#### Record excerpts ####
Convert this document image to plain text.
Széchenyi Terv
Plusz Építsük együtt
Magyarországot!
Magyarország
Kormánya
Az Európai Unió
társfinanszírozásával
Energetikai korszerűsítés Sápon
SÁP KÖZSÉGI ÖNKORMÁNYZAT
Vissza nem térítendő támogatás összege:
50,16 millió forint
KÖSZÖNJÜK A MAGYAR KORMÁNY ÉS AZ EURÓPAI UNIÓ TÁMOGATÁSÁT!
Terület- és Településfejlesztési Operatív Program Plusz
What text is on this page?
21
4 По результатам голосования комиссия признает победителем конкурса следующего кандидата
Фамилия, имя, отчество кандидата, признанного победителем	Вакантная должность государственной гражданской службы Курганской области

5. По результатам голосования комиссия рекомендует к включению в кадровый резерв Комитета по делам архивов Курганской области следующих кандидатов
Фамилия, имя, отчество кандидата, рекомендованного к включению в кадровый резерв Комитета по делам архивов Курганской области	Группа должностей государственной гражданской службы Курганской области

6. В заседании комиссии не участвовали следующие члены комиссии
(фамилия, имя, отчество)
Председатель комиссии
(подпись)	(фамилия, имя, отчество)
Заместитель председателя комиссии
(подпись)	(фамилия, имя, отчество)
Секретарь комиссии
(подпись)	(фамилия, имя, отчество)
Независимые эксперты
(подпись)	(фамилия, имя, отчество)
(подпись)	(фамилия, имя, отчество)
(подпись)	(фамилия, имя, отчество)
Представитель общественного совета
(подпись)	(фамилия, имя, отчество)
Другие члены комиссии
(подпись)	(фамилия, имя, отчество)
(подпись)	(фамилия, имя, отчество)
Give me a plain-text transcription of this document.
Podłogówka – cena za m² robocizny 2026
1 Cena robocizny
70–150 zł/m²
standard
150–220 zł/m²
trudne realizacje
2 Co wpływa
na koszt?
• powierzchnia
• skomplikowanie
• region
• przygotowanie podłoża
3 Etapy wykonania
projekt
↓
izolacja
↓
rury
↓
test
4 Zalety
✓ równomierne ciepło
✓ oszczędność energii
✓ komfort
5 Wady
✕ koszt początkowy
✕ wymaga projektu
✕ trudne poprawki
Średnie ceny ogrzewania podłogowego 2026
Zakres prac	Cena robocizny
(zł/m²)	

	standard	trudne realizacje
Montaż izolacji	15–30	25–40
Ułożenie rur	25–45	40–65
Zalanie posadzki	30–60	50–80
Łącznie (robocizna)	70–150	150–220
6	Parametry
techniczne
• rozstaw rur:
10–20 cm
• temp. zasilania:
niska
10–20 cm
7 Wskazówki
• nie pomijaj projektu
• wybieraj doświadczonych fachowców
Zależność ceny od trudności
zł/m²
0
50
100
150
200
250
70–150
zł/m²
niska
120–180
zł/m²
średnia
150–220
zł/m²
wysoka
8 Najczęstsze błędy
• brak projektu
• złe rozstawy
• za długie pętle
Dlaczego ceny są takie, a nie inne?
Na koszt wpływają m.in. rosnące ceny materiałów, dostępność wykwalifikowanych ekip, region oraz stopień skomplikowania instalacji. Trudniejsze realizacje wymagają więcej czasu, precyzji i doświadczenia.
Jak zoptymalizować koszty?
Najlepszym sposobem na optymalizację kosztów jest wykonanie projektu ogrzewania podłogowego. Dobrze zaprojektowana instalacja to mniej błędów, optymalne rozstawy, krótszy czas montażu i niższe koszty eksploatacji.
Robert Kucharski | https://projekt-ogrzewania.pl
####
Problem requirements
Copy every line above in which the string "ceny" shows up.

Complete output
Średnie ceny ogrzewania podłogowego 2026
Zależność ceny od trudności
Dlaczego ceny są takie, a nie inne?
Na koszt wpływają m.in. rosnące ceny materiałów, dostępność wykwalifikowanych ekip, region oraz stopień skomplikowania instalacji. Trudniejsze realizacje wymagają więcej czasu, precyzji i doświadczenia.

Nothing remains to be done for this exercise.